__Task objective__: Pick out every line that holds the string "التخلص" and copy it.
--- Start ---
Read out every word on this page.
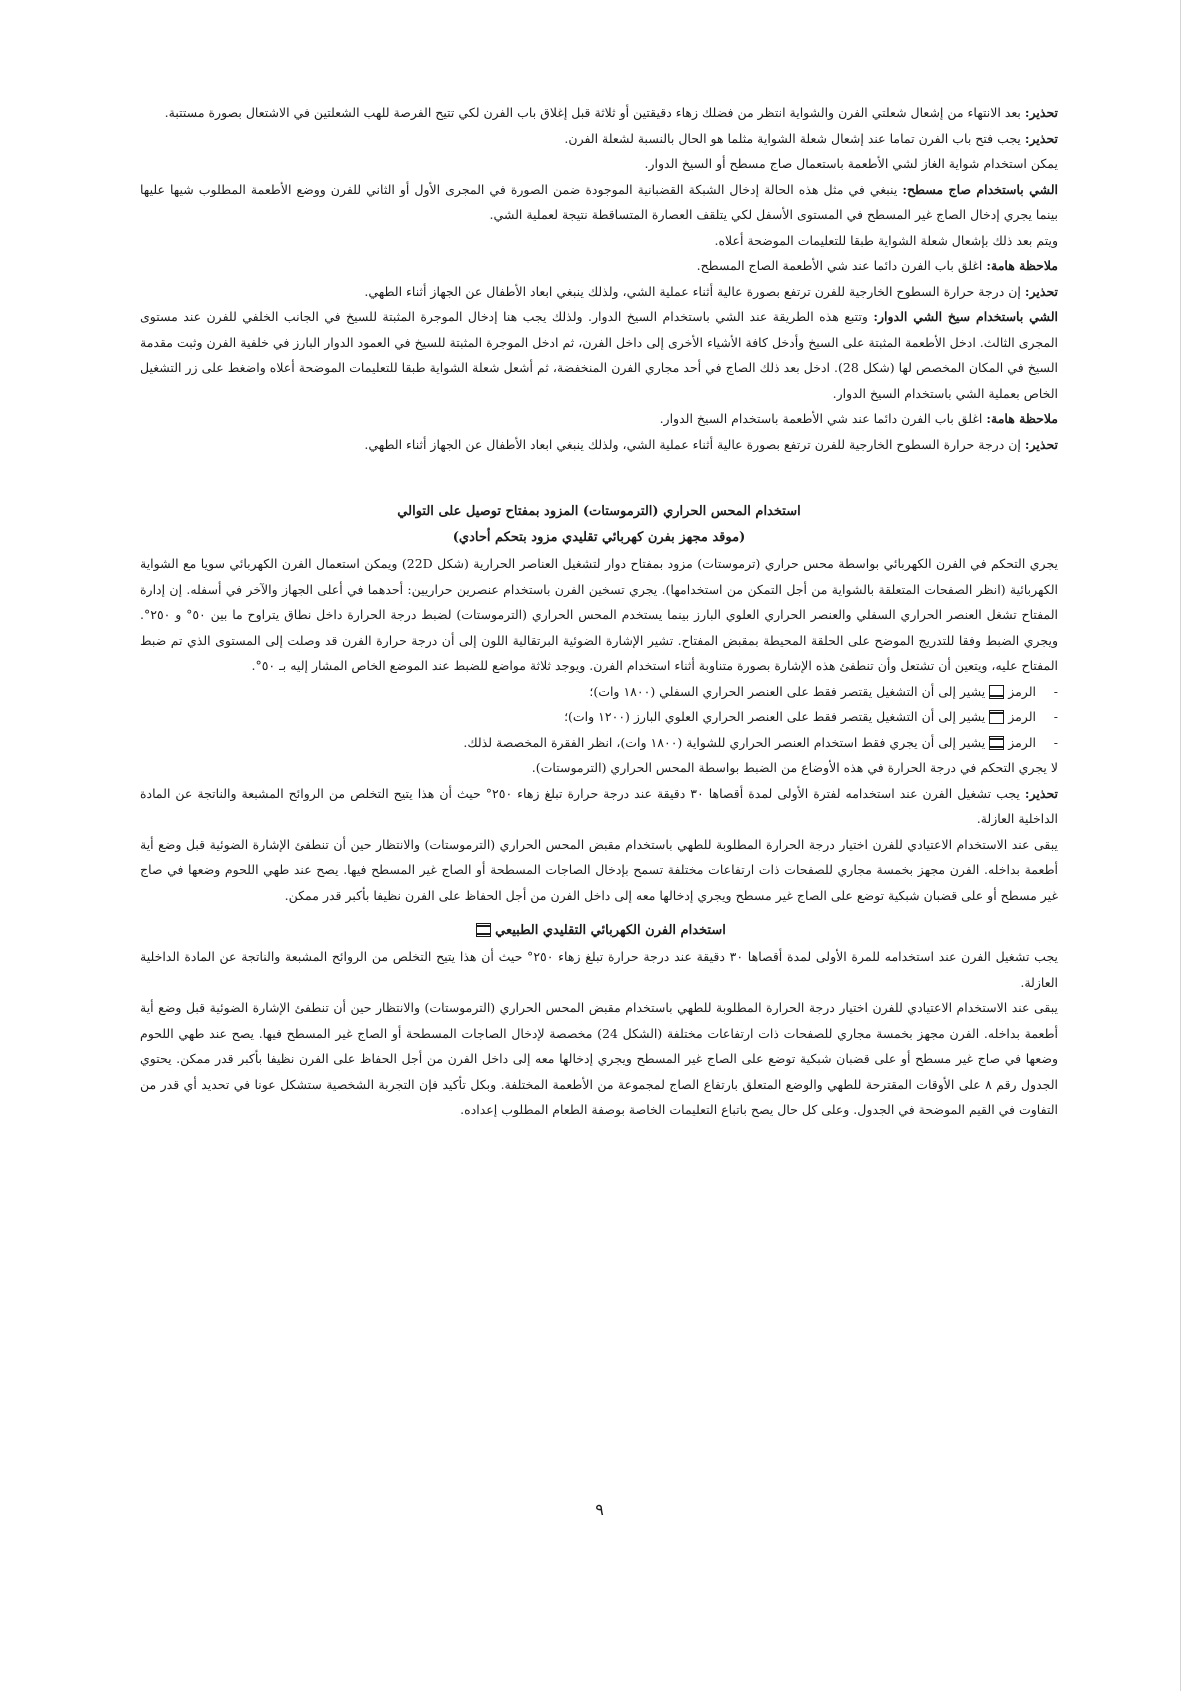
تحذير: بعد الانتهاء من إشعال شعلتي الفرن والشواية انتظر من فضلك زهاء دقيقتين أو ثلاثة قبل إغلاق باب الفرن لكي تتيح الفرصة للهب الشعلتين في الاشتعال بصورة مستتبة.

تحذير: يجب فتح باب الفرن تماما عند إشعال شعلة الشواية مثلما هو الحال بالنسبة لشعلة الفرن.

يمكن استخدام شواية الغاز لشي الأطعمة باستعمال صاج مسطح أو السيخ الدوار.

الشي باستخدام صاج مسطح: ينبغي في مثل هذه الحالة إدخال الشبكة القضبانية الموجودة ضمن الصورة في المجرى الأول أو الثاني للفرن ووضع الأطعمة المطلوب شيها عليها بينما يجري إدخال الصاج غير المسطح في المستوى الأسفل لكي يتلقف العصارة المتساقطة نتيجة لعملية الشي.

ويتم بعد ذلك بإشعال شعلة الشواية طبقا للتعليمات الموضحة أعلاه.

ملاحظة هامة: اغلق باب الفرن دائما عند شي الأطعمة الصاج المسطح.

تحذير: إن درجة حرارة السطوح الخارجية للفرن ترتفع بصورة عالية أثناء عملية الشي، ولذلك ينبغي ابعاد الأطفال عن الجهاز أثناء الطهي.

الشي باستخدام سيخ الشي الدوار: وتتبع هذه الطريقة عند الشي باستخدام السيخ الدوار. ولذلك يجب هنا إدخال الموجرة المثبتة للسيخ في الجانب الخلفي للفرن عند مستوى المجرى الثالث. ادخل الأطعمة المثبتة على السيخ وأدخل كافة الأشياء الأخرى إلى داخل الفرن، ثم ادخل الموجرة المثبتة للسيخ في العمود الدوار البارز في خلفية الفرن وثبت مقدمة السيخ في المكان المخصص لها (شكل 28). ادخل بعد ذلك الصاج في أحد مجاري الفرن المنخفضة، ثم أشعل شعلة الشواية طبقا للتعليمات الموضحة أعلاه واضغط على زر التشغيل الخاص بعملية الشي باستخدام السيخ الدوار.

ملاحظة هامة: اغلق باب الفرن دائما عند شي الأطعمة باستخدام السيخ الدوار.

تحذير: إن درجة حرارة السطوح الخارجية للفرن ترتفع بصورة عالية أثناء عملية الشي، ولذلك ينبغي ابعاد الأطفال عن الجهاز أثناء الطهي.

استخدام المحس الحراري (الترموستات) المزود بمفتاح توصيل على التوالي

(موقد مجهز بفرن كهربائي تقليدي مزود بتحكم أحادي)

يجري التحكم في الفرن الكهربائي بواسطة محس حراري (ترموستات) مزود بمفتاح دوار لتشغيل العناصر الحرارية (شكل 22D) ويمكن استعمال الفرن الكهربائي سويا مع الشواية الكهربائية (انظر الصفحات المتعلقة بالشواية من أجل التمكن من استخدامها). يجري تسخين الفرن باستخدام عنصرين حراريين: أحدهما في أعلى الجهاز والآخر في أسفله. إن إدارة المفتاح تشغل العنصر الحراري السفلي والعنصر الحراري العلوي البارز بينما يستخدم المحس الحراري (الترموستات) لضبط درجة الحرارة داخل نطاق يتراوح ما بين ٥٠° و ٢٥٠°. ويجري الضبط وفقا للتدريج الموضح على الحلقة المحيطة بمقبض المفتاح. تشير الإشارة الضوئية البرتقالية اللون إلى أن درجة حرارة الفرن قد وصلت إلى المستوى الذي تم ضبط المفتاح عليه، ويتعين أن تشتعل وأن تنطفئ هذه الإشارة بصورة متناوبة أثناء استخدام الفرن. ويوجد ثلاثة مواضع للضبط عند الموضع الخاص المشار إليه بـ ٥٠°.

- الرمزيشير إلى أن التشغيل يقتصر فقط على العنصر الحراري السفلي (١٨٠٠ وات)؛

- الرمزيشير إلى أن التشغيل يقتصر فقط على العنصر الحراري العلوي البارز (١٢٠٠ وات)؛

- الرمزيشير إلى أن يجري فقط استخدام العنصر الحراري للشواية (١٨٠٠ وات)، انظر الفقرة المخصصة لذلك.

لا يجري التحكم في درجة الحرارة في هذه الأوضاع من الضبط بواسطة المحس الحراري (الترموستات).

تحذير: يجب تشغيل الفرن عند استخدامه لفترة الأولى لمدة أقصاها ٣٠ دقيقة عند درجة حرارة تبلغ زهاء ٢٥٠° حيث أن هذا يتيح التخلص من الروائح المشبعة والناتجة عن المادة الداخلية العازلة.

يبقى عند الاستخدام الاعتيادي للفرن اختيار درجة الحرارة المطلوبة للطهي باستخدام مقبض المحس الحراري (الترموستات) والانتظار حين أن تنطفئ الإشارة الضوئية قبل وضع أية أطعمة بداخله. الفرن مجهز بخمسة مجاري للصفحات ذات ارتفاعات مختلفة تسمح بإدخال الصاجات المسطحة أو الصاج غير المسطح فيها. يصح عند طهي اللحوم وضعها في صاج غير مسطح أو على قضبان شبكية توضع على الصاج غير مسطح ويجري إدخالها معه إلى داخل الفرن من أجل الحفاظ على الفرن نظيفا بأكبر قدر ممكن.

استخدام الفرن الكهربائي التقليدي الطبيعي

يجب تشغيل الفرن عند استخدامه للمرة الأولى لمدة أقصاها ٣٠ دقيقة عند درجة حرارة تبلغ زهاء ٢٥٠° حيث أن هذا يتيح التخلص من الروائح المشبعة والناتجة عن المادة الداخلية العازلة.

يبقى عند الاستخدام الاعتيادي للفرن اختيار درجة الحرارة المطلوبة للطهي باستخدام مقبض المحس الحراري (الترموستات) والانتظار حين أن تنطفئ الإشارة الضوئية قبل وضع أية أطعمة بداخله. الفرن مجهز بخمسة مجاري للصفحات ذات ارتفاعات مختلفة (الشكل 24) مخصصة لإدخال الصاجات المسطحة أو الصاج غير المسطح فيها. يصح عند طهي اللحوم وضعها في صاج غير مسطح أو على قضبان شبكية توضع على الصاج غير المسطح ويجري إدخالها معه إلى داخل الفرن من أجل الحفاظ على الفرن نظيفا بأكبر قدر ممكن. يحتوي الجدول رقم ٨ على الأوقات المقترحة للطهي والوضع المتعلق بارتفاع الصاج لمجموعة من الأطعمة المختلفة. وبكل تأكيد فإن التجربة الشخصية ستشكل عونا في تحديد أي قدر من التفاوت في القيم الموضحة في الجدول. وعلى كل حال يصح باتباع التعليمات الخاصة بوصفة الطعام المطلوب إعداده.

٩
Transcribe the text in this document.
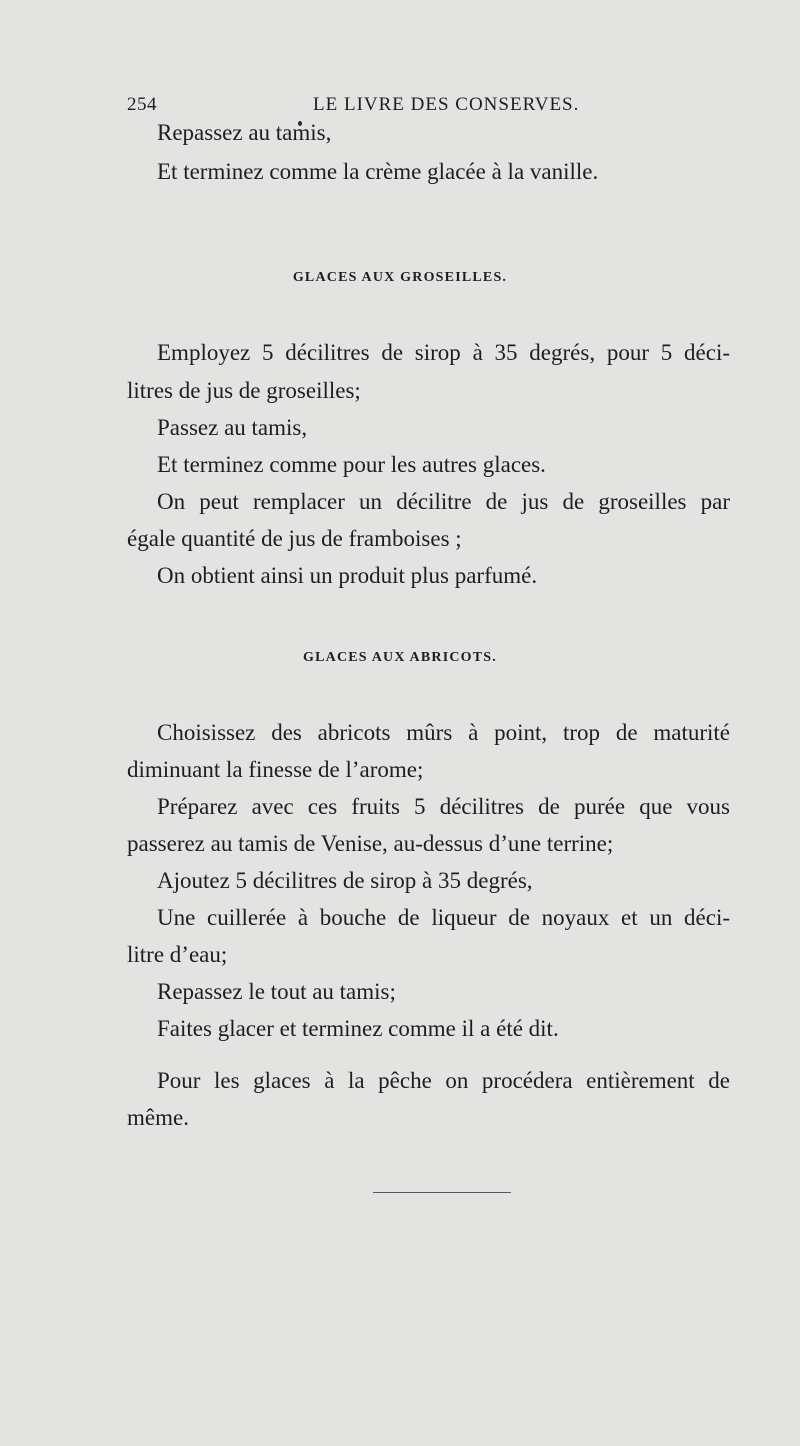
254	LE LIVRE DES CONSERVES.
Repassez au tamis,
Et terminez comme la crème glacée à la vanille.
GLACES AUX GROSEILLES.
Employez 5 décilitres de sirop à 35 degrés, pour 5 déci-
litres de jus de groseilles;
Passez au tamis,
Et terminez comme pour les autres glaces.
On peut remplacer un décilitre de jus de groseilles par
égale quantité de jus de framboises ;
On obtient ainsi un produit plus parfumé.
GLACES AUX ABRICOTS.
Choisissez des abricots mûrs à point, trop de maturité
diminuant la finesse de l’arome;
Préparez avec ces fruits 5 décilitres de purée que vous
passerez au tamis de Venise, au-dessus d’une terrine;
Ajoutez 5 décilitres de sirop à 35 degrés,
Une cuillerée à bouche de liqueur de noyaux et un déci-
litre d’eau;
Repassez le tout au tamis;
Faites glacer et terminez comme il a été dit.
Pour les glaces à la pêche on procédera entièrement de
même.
--- End ---
__Solution for this problem__:
تحذير: يجب تشغيل الفرن عند استخدامه لفترة الأولى لمدة أقصاها ٣٠ دقيقة عند درجة حرارة تبلغ زهاء ٢٥٠° حيث أن هذا يتيح التخلص من الروائح المشبعة والناتجة عن المادة الداخلية العازلة.
يجب تشغيل الفرن عند استخدامه للمرة الأولى لمدة أقصاها ٣٠ دقيقة عند درجة حرارة تبلغ زهاء ٢٥٠° حيث أن هذا يتيح التخلص من الروائح المشبعة والناتجة عن المادة الداخلية العازلة.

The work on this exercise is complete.